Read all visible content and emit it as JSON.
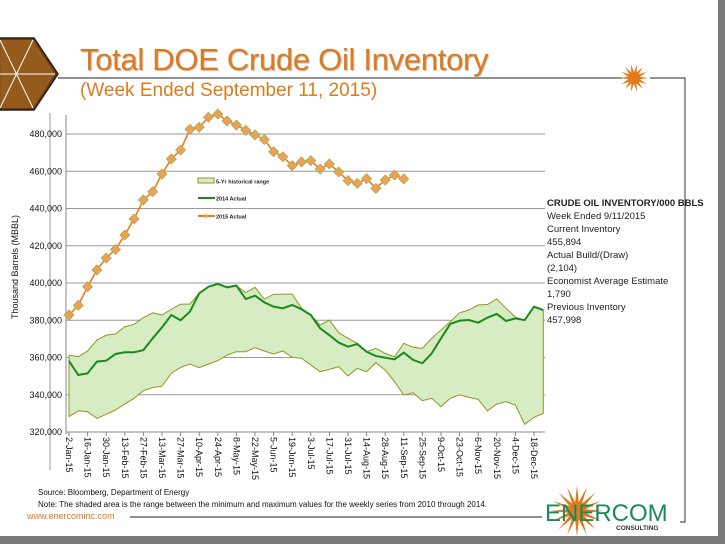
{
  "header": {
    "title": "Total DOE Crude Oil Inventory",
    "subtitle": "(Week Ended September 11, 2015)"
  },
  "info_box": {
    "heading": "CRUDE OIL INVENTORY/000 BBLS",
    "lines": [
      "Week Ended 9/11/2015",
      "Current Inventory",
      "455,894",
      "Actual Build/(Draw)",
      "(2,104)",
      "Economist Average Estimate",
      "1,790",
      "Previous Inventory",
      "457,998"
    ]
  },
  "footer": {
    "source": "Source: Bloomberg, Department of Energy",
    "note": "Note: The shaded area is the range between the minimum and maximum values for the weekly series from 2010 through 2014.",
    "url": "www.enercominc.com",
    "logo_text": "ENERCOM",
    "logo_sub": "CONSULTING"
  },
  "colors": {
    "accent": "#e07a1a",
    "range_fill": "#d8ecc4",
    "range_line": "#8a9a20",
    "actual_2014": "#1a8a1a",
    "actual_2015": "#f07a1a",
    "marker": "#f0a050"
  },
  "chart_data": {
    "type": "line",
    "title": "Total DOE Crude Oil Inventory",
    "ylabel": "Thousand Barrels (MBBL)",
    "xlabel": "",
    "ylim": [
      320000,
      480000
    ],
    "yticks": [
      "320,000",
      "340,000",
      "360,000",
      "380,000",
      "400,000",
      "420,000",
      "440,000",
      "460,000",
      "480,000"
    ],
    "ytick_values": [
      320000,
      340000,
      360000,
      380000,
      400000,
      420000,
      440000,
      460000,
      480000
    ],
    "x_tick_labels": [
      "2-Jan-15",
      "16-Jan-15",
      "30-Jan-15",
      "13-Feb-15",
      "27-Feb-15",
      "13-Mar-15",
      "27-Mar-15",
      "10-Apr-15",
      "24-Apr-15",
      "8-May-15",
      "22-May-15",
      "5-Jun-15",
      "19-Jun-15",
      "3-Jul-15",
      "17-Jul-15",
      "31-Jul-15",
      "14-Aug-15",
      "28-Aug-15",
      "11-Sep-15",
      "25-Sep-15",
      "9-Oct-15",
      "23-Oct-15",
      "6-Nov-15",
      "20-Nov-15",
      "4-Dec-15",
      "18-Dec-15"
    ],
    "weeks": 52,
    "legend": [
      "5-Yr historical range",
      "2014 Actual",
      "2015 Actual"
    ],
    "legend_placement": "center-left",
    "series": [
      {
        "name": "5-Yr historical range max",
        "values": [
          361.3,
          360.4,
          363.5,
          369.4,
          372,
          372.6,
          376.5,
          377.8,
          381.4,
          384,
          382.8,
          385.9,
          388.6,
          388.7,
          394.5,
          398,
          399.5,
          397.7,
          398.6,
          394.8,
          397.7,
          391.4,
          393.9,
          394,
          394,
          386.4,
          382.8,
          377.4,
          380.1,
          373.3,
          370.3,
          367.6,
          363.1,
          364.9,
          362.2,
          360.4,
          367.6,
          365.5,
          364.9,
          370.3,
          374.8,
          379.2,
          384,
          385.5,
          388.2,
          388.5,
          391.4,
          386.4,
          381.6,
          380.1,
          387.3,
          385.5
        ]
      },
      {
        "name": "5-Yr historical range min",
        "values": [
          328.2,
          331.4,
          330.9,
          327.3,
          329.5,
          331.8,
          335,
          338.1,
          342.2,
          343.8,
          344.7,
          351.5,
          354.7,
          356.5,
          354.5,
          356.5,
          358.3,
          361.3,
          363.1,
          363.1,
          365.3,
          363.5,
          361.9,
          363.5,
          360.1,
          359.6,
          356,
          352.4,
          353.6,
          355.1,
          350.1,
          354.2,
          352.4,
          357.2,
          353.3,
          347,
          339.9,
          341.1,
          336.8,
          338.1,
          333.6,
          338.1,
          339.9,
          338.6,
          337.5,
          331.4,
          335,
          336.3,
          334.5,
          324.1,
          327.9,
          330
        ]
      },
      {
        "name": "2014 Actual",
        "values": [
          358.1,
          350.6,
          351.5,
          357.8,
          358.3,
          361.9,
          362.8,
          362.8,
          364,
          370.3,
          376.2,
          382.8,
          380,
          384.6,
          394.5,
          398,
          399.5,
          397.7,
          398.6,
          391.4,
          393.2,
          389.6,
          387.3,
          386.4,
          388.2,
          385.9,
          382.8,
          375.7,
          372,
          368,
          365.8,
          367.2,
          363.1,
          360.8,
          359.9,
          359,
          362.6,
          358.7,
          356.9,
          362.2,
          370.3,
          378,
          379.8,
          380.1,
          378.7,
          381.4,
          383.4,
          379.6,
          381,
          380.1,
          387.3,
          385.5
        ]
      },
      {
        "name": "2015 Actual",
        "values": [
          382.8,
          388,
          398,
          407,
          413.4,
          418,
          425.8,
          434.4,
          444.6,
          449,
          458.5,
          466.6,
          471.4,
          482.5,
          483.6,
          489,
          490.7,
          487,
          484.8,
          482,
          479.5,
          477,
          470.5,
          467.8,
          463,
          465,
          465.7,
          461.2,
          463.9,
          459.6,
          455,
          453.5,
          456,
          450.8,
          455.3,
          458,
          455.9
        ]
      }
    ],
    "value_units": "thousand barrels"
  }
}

[Problem description]
Print every record above exactly as written, leaving out the pictures.

[Task answer]
Read all visible content and emit it as JSON.
{
  "header": {
    "title": "Total DOE Crude Oil Inventory",
    "subtitle": "(Week Ended September 11, 2015)"
  },
  "info_box": {
    "heading": "CRUDE OIL INVENTORY/000 BBLS",
    "lines": [
      "Week Ended 9/11/2015",
      "Current Inventory",
      "455,894",
      "Actual Build/(Draw)",
      "(2,104)",
      "Economist Average Estimate",
      "1,790",
      "Previous Inventory",
      "457,998"
    ]
  },
  "footer": {
    "source": "Source: Bloomberg, Department of Energy",
    "note": "Note: The shaded area is the range between the minimum and maximum values for the weekly series from 2010 through 2014.",
    "url": "www.enercominc.com",
    "logo_text": "ENERCOM",
    "logo_sub": "CONSULTING"
  },
  "colors": {
    "accent": "#e07a1a",
    "range_fill": "#d8ecc4",
    "range_line": "#8a9a20",
    "actual_2014": "#1a8a1a",
    "actual_2015": "#f07a1a",
    "marker": "#f0a050"
  },
  "chart_data": {
    "type": "line",
    "title": "Total DOE Crude Oil Inventory",
    "ylabel": "Thousand Barrels (MBBL)",
    "xlabel": "",
    "ylim": [
      320000,
      480000
    ],
    "yticks": [
      "320,000",
      "340,000",
      "360,000",
      "380,000",
      "400,000",
      "420,000",
      "440,000",
      "460,000",
      "480,000"
    ],
    "ytick_values": [
      320000,
      340000,
      360000,
      380000,
      400000,
      420000,
      440000,
      460000,
      480000
    ],
    "x_tick_labels": [
      "2-Jan-15",
      "16-Jan-15",
      "30-Jan-15",
      "13-Feb-15",
      "27-Feb-15",
      "13-Mar-15",
      "27-Mar-15",
      "10-Apr-15",
      "24-Apr-15",
      "8-May-15",
      "22-May-15",
      "5-Jun-15",
      "19-Jun-15",
      "3-Jul-15",
      "17-Jul-15",
      "31-Jul-15",
      "14-Aug-15",
      "28-Aug-15",
      "11-Sep-15",
      "25-Sep-15",
      "9-Oct-15",
      "23-Oct-15",
      "6-Nov-15",
      "20-Nov-15",
      "4-Dec-15",
      "18-Dec-15"
    ],
    "weeks": 52,
    "legend": [
      "5-Yr historical range",
      "2014 Actual",
      "2015 Actual"
    ],
    "legend_placement": "center-left",
    "series": [
      {
        "name": "5-Yr historical range max",
        "values": [
          361.3,
          360.4,
          363.5,
          369.4,
          372,
          372.6,
          376.5,
          377.8,
          381.4,
          384,
          382.8,
          385.9,
          388.6,
          388.7,
          394.5,
          398,
          399.5,
          397.7,
          398.6,
          394.8,
          397.7,
          391.4,
          393.9,
          394,
          394,
          386.4,
          382.8,
          377.4,
          380.1,
          373.3,
          370.3,
          367.6,
          363.1,
          364.9,
          362.2,
          360.4,
          367.6,
          365.5,
          364.9,
          370.3,
          374.8,
          379.2,
          384,
          385.5,
          388.2,
          388.5,
          391.4,
          386.4,
          381.6,
          380.1,
          387.3,
          385.5
        ]
      },
      {
        "name": "5-Yr historical range min",
        "values": [
          328.2,
          331.4,
          330.9,
          327.3,
          329.5,
          331.8,
          335,
          338.1,
          342.2,
          343.8,
          344.7,
          351.5,
          354.7,
          356.5,
          354.5,
          356.5,
          358.3,
          361.3,
          363.1,
          363.1,
          365.3,
          363.5,
          361.9,
          363.5,
          360.1,
          359.6,
          356,
          352.4,
          353.6,
          355.1,
          350.1,
          354.2,
          352.4,
          357.2,
          353.3,
          347,
          339.9,
          341.1,
          336.8,
          338.1,
          333.6,
          338.1,
          339.9,
          338.6,
          337.5,
          331.4,
          335,
          336.3,
          334.5,
          324.1,
          327.9,
          330
        ]
      },
      {
        "name": "2014 Actual",
        "values": [
          358.1,
          350.6,
          351.5,
          357.8,
          358.3,
          361.9,
          362.8,
          362.8,
          364,
          370.3,
          376.2,
          382.8,
          380,
          384.6,
          394.5,
          398,
          399.5,
          397.7,
          398.6,
          391.4,
          393.2,
          389.6,
          387.3,
          386.4,
          388.2,
          385.9,
          382.8,
          375.7,
          372,
          368,
          365.8,
          367.2,
          363.1,
          360.8,
          359.9,
          359,
          362.6,
          358.7,
          356.9,
          362.2,
          370.3,
          378,
          379.8,
          380.1,
          378.7,
          381.4,
          383.4,
          379.6,
          381,
          380.1,
          387.3,
          385.5
        ]
      },
      {
        "name": "2015 Actual",
        "values": [
          382.8,
          388,
          398,
          407,
          413.4,
          418,
          425.8,
          434.4,
          444.6,
          449,
          458.5,
          466.6,
          471.4,
          482.5,
          483.6,
          489,
          490.7,
          487,
          484.8,
          482,
          479.5,
          477,
          470.5,
          467.8,
          463,
          465,
          465.7,
          461.2,
          463.9,
          459.6,
          455,
          453.5,
          456,
          450.8,
          455.3,
          458,
          455.9
        ]
      }
    ],
    "value_units": "thousand barrels"
  }
}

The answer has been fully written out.